+++ Available records
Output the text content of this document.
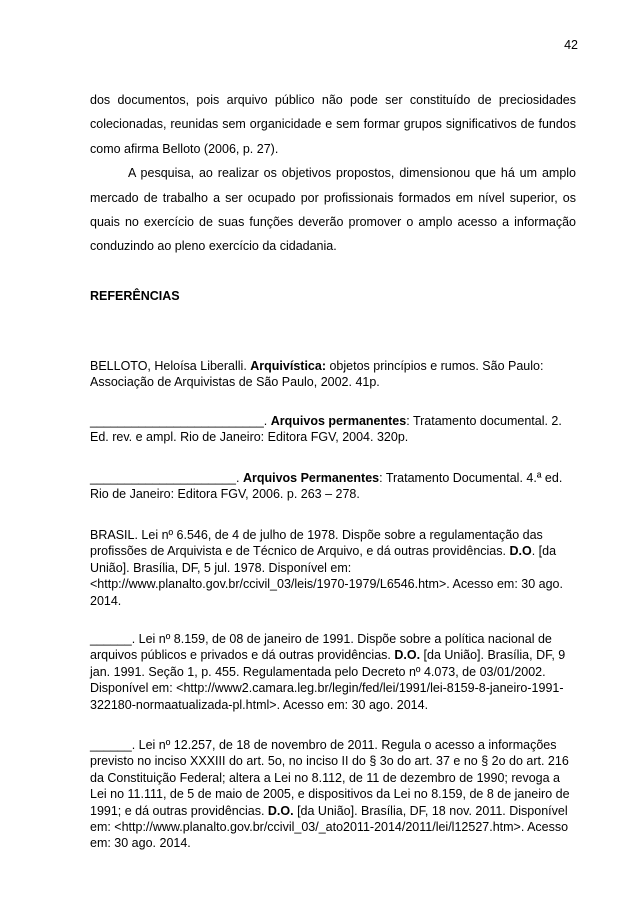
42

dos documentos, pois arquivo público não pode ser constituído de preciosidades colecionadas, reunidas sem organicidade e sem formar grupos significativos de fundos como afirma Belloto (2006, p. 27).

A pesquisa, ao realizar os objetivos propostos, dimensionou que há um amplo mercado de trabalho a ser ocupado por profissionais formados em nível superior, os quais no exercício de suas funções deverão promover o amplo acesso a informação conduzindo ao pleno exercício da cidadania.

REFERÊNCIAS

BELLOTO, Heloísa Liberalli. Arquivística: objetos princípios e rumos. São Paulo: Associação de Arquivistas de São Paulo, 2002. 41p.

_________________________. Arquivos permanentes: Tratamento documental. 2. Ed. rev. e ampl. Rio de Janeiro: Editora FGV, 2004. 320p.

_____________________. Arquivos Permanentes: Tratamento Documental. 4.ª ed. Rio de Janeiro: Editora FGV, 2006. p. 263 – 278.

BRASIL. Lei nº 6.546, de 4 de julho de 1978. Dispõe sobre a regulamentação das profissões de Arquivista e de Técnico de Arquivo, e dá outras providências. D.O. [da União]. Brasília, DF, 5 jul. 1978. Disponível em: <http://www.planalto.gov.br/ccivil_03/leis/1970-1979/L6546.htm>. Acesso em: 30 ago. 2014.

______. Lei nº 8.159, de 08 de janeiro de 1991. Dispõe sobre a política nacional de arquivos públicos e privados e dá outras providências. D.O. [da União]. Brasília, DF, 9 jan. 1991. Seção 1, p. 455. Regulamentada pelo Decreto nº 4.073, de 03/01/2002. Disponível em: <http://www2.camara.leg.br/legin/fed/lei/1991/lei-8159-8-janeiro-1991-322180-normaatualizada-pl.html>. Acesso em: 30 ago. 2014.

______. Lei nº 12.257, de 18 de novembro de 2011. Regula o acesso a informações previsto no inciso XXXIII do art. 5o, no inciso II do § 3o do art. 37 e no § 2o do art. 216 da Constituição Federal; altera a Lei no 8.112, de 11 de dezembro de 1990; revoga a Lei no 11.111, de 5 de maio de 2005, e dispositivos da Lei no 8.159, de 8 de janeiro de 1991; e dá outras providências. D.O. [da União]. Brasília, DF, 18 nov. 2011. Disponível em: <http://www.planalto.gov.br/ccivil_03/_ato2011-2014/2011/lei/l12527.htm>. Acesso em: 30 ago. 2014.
++++++
+++ Available records
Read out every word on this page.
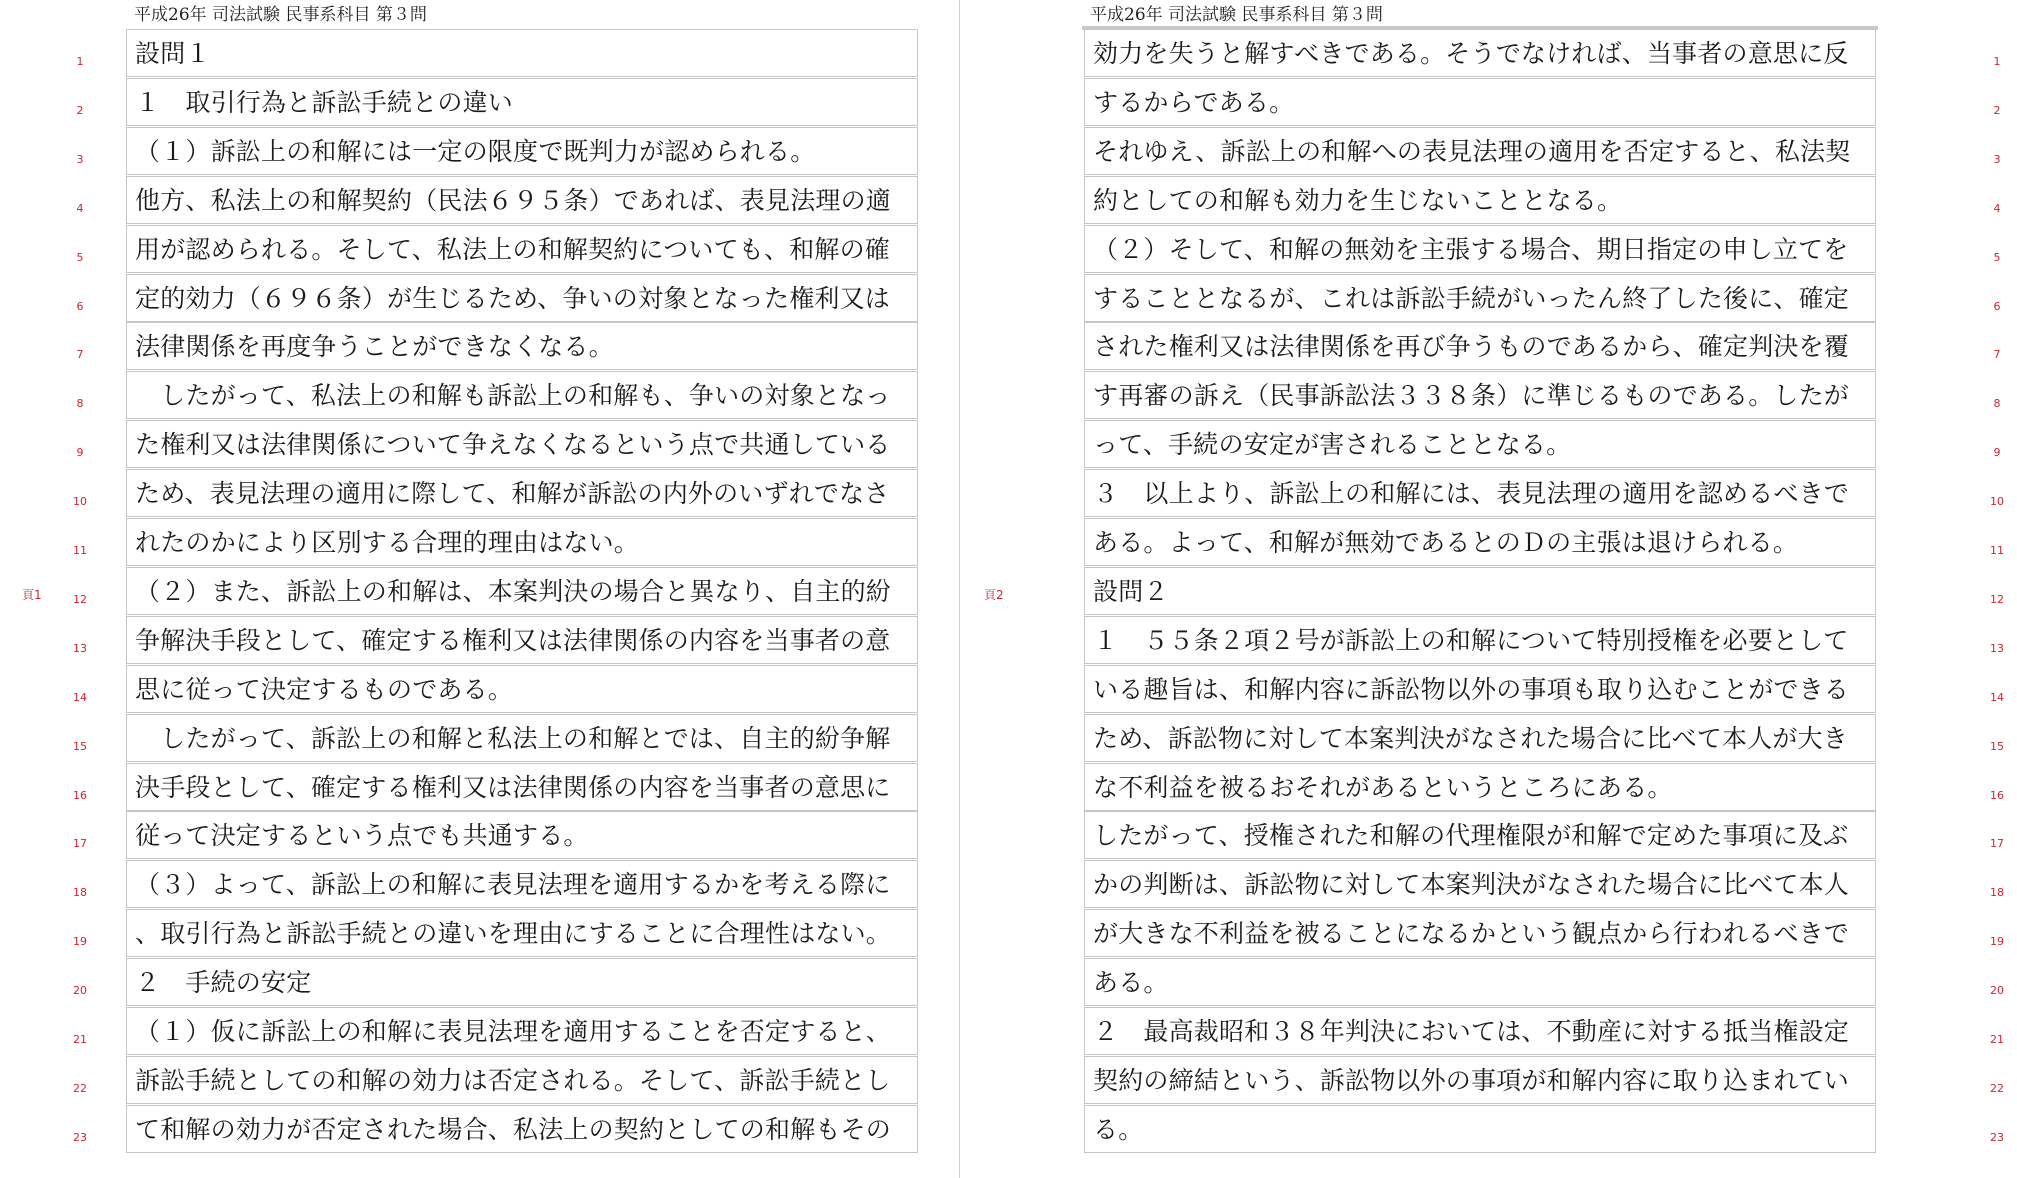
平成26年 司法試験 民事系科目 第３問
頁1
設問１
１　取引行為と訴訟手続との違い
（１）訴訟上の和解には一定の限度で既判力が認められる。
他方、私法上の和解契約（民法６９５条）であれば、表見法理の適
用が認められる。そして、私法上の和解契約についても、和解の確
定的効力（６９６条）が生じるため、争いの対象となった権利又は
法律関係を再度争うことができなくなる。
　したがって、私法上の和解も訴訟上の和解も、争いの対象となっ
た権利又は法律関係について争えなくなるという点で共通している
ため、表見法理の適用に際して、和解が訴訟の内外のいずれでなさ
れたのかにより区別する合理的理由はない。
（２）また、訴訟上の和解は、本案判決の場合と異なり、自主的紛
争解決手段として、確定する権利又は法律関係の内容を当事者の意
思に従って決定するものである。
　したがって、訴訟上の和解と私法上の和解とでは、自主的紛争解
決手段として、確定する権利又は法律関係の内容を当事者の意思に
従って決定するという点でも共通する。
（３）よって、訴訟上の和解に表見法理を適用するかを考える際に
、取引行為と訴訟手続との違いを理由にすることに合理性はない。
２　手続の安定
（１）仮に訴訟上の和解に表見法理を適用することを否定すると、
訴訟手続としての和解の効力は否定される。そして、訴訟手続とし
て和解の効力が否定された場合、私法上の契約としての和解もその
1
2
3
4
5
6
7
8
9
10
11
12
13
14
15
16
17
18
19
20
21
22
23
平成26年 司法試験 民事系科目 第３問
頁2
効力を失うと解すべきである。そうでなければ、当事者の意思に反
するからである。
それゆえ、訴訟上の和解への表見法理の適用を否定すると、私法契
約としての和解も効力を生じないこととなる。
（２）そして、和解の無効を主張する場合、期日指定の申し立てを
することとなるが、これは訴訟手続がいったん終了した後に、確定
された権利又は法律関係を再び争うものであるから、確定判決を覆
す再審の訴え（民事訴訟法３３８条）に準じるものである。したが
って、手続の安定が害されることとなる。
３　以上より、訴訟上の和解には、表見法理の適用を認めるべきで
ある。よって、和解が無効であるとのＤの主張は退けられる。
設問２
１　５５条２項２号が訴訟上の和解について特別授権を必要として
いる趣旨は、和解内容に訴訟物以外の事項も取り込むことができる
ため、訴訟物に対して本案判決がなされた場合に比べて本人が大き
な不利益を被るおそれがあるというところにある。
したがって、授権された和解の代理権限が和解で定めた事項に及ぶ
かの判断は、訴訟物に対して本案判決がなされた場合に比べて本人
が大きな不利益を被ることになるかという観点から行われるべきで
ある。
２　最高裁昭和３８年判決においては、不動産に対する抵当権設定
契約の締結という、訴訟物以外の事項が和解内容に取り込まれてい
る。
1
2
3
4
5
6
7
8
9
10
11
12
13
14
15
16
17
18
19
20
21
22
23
++++++
■ **Requirement**
Counting only lines of the data above that hold "Editora", report the total and nothing else.

■ **Exercise output**
2